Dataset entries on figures
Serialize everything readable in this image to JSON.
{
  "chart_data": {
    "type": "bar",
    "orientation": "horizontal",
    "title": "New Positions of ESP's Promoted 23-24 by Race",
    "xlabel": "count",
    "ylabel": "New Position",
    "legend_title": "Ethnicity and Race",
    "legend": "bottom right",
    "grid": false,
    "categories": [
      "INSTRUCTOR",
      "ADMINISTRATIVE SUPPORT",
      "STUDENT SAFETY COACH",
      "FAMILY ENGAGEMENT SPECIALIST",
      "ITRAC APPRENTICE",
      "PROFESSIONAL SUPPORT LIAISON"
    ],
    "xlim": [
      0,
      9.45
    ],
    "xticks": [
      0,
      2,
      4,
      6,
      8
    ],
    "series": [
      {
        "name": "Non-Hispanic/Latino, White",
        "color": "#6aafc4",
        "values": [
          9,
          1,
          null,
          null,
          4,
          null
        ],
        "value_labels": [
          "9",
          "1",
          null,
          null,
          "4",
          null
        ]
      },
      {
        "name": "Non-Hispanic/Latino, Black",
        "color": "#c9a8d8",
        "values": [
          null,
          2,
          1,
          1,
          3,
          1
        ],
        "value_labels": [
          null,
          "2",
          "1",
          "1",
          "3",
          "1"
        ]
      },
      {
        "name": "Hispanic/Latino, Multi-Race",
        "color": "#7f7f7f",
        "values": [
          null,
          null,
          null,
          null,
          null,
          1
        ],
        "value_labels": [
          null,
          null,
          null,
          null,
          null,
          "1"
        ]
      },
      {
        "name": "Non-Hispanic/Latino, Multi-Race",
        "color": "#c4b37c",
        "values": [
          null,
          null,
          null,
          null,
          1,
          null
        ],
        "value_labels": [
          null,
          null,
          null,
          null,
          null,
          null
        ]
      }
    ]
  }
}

• Exercise requirements: Repeat the listing exactly, from its first line to its last.

• Answer in full:
Serialize everything readable in this image to JSON.
{
  "chart_data": {
    "type": "bar",
    "orientation": "horizontal",
    "title": "New Positions of ESP's Promoted 23-24 by Race",
    "xlabel": "count",
    "ylabel": "New Position",
    "legend_title": "Ethnicity and Race",
    "legend": "bottom right",
    "grid": false,
    "categories": [
      "INSTRUCTOR",
      "ADMINISTRATIVE SUPPORT",
      "STUDENT SAFETY COACH",
      "FAMILY ENGAGEMENT SPECIALIST",
      "ITRAC APPRENTICE",
      "PROFESSIONAL SUPPORT LIAISON"
    ],
    "xlim": [
      0,
      9.45
    ],
    "xticks": [
      0,
      2,
      4,
      6,
      8
    ],
    "series": [
      {
        "name": "Non-Hispanic/Latino, White",
        "color": "#6aafc4",
        "values": [
          9,
          1,
          null,
          null,
          4,
          null
        ],
        "value_labels": [
          "9",
          "1",
          null,
          null,
          "4",
          null
        ]
      },
      {
        "name": "Non-Hispanic/Latino, Black",
        "color": "#c9a8d8",
        "values": [
          null,
          2,
          1,
          1,
          3,
          1
        ],
        "value_labels": [
          null,
          "2",
          "1",
          "1",
          "3",
          "1"
        ]
      },
      {
        "name": "Hispanic/Latino, Multi-Race",
        "color": "#7f7f7f",
        "values": [
          null,
          null,
          null,
          null,
          null,
          1
        ],
        "value_labels": [
          null,
          null,
          null,
          null,
          null,
          "1"
        ]
      },
      {
        "name": "Non-Hispanic/Latino, Multi-Race",
        "color": "#c4b37c",
        "values": [
          null,
          null,
          null,
          null,
          1,
          null
        ],
        "value_labels": [
          null,
          null,
          null,
          null,
          null,
          null
        ]
      }
    ]
  }
}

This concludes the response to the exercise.